Read the lines below and count those that have the word "לנזקים". Respond with the number only.

%%

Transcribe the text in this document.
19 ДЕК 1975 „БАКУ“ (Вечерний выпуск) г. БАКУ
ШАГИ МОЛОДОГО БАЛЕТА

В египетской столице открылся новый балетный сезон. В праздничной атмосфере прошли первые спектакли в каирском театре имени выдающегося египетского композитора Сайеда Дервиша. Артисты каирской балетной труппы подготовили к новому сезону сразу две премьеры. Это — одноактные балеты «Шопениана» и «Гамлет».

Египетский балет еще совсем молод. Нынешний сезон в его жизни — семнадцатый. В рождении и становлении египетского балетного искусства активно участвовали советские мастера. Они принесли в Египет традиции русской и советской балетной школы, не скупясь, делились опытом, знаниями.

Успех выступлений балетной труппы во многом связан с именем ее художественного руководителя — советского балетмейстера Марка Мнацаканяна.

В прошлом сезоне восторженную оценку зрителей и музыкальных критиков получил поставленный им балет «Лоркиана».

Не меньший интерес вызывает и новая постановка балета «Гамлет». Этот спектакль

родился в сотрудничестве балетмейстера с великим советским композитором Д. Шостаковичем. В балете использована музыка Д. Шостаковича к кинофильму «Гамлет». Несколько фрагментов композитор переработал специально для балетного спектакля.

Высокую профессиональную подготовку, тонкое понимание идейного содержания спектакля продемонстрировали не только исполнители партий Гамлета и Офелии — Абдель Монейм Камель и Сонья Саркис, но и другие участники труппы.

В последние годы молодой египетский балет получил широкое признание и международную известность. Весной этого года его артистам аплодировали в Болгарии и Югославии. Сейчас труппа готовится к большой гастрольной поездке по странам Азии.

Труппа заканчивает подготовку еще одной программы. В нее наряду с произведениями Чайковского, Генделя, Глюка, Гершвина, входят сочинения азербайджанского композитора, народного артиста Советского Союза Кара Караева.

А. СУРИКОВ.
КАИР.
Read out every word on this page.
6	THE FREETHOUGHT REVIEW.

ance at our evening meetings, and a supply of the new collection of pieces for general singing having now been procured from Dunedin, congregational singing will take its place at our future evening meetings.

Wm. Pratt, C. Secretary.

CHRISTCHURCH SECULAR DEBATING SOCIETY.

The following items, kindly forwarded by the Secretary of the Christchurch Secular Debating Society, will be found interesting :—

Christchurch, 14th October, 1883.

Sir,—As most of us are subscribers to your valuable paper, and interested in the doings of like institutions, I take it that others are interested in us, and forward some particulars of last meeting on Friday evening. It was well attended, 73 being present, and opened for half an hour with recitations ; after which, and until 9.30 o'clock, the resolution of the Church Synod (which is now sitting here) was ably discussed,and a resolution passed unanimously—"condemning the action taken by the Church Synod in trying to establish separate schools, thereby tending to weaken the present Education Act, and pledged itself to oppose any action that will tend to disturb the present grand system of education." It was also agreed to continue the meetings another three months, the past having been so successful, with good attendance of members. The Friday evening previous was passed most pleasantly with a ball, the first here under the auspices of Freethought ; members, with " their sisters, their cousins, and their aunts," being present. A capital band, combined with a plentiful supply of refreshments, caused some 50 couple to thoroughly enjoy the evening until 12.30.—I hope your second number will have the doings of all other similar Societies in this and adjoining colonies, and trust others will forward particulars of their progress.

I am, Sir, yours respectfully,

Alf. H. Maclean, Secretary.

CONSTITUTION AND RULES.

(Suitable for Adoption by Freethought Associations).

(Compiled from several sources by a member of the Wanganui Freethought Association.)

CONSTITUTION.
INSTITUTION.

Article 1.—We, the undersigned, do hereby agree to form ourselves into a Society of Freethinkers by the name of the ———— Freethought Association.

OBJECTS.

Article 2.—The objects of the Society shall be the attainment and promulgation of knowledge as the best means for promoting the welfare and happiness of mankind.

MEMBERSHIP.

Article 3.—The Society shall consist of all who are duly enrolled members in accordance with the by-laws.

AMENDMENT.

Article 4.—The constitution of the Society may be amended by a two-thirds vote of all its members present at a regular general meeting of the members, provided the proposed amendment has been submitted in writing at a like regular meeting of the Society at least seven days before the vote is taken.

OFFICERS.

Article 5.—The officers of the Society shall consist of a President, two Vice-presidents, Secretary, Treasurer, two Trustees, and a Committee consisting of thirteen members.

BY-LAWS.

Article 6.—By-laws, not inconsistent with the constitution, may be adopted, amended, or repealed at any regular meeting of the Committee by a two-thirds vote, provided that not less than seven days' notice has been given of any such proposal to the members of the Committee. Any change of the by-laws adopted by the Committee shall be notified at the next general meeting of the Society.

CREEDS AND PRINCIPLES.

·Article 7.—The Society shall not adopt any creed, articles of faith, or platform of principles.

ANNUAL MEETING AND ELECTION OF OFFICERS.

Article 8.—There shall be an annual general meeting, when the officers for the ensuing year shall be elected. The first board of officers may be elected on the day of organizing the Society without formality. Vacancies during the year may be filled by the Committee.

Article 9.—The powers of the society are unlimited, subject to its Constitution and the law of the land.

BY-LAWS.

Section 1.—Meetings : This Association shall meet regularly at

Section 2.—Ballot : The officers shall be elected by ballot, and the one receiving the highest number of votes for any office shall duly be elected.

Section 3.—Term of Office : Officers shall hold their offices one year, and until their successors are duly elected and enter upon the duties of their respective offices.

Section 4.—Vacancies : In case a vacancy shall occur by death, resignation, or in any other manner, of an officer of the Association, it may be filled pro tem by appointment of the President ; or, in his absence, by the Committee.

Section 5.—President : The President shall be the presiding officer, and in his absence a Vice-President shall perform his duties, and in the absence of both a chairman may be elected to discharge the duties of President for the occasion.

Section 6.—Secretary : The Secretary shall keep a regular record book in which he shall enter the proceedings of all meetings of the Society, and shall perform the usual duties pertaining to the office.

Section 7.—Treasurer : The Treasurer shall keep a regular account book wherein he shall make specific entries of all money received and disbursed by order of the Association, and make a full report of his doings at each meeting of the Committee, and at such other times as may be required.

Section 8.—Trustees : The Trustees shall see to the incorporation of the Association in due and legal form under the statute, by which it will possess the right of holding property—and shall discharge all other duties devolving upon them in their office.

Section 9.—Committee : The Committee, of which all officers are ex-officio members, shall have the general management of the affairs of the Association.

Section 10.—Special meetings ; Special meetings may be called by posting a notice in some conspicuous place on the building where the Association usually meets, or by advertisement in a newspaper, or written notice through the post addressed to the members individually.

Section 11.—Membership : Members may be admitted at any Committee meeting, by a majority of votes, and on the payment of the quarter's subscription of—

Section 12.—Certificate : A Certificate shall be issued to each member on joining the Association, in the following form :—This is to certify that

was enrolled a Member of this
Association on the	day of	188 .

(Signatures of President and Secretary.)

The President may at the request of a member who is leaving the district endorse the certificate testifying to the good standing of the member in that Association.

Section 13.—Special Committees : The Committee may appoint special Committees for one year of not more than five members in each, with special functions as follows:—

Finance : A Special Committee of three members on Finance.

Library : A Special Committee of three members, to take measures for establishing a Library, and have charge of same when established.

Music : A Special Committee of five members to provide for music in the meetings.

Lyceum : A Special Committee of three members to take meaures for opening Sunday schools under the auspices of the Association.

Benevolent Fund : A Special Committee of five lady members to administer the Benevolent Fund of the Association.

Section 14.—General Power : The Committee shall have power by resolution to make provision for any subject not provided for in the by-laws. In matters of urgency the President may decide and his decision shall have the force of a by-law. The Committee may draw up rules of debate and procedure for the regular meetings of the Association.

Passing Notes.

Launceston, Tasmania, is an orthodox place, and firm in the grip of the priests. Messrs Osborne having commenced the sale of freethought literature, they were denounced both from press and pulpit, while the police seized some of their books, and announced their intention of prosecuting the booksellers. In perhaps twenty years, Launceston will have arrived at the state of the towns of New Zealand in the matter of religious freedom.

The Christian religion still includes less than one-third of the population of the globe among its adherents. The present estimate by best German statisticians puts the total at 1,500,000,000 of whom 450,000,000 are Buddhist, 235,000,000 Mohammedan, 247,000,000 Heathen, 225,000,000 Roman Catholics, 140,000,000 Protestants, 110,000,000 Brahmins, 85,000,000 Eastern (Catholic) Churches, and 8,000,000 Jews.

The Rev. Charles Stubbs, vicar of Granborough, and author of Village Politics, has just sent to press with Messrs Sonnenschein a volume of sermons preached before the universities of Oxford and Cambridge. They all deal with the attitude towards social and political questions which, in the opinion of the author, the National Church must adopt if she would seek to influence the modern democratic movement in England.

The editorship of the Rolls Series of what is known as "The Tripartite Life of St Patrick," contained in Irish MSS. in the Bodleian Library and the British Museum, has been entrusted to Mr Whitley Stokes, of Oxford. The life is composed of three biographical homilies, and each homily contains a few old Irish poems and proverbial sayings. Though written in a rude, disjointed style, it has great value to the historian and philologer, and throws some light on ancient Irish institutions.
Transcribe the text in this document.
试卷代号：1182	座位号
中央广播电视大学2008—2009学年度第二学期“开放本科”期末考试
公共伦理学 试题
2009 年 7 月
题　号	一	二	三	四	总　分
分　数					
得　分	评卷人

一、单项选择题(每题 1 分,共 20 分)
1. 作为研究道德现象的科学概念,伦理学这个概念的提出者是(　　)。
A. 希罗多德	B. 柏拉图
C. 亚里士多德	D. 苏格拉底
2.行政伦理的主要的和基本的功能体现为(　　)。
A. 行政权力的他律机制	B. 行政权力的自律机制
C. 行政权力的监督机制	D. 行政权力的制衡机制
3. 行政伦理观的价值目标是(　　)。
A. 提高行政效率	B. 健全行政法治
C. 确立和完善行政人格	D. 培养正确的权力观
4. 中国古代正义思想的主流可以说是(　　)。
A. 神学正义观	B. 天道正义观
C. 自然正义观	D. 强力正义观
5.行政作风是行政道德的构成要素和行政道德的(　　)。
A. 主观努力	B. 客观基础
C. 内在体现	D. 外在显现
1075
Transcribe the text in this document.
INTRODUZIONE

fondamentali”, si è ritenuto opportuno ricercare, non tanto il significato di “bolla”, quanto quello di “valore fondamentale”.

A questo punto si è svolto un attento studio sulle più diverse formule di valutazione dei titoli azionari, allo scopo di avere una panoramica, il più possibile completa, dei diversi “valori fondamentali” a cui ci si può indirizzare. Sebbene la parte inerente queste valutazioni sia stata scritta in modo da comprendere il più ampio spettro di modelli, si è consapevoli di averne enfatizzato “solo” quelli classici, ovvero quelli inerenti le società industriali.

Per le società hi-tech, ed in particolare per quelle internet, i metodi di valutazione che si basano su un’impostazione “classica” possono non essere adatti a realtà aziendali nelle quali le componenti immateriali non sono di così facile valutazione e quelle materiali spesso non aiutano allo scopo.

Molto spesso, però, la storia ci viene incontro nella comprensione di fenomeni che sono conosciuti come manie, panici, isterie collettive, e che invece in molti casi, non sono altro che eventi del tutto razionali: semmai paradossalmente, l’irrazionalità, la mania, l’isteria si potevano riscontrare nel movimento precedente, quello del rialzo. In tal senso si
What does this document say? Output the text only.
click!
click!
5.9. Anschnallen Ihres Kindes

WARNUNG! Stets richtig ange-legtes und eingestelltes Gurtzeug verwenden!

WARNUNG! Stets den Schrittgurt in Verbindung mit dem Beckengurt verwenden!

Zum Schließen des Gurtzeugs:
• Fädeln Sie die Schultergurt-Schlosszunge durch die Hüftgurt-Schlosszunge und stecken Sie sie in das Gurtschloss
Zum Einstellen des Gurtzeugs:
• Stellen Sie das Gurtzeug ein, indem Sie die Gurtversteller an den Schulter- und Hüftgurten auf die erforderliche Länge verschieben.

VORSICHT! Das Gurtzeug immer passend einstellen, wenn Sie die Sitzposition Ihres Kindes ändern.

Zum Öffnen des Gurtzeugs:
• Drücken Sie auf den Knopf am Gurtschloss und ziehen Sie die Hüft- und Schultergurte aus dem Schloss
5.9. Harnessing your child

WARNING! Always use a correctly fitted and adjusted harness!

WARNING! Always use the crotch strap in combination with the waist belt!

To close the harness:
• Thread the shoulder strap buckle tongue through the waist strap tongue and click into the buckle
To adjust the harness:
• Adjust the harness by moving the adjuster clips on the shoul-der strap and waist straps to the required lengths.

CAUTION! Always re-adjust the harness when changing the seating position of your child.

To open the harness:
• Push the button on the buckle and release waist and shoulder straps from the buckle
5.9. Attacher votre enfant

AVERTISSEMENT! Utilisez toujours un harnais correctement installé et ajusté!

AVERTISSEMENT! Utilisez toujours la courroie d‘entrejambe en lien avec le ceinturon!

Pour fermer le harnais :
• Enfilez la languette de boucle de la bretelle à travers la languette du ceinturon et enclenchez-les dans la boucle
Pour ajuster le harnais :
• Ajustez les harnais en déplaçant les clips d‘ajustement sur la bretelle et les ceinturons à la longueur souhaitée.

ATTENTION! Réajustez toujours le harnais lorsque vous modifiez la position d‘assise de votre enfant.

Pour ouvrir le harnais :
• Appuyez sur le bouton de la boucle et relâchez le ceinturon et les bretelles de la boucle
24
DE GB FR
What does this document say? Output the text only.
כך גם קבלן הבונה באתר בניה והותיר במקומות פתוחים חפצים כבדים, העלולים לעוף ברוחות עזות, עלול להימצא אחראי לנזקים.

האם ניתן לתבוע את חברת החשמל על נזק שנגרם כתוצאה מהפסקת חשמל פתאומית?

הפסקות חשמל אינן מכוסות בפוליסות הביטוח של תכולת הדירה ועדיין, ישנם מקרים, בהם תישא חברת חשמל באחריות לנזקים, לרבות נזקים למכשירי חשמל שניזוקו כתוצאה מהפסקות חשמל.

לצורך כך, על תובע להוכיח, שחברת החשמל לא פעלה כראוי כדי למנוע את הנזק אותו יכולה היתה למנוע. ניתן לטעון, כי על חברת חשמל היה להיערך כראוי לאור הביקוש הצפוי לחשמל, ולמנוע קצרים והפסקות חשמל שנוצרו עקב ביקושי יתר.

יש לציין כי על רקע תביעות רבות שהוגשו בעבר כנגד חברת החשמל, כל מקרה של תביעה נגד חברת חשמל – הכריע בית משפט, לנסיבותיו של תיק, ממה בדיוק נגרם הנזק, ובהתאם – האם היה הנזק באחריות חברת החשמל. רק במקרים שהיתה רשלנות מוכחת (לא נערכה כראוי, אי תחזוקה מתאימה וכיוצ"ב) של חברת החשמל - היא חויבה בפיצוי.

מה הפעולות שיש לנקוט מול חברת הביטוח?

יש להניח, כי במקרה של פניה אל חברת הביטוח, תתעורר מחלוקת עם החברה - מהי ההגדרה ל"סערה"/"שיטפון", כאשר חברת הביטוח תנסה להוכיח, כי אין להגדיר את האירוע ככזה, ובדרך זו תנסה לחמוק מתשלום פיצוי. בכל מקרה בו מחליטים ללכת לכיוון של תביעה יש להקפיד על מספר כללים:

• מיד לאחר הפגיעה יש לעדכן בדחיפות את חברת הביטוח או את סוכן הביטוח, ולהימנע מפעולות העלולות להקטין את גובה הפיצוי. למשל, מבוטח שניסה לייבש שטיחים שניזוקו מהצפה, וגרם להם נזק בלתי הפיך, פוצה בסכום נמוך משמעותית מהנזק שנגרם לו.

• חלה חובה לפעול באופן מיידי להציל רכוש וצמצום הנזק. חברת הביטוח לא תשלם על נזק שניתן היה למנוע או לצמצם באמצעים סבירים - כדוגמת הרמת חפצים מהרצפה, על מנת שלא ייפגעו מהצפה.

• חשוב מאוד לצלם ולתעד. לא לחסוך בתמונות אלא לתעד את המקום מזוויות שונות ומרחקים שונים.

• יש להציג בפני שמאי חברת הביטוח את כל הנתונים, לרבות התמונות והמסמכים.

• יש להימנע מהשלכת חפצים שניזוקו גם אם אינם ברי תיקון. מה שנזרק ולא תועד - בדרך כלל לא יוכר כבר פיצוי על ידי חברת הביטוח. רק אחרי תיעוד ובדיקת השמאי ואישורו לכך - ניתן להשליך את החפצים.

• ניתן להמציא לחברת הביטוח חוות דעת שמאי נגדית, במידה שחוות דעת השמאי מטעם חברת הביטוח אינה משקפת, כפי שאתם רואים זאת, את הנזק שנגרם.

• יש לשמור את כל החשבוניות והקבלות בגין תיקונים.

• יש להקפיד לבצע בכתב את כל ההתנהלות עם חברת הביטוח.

%%

Exercise result> 2